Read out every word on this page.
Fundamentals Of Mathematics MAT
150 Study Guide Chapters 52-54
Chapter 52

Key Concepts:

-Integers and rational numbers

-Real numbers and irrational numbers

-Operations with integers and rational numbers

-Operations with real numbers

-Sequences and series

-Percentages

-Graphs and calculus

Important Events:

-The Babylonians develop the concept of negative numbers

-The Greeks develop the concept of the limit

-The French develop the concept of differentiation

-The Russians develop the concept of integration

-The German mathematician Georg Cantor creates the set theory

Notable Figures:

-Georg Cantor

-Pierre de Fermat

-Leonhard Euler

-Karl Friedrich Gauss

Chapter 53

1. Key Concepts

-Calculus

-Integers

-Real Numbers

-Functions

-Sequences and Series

————————

• [WORK TO BE COMPLETED]: Repeat the listing exactly, from its first line to its last.

• [EXERCISE OUTPUT]:
Read out every word on this page.
Fundamentals Of Mathematics MAT
150 Study Guide Chapters 52-54
Chapter 52

Key Concepts:

-Integers and rational numbers

-Real numbers and irrational numbers

-Operations with integers and rational numbers

-Operations with real numbers

-Sequences and series

-Percentages

-Graphs and calculus

Important Events:

-The Babylonians develop the concept of negative numbers

-The Greeks develop the concept of the limit

-The French develop the concept of differentiation

-The Russians develop the concept of integration

-The German mathematician Georg Cantor creates the set theory

Notable Figures:

-Georg Cantor

-Pierre de Fermat

-Leonhard Euler

-Karl Friedrich Gauss

Chapter 53

1. Key Concepts

-Calculus

-Integers

-Real Numbers

-Functions

-Sequences and Series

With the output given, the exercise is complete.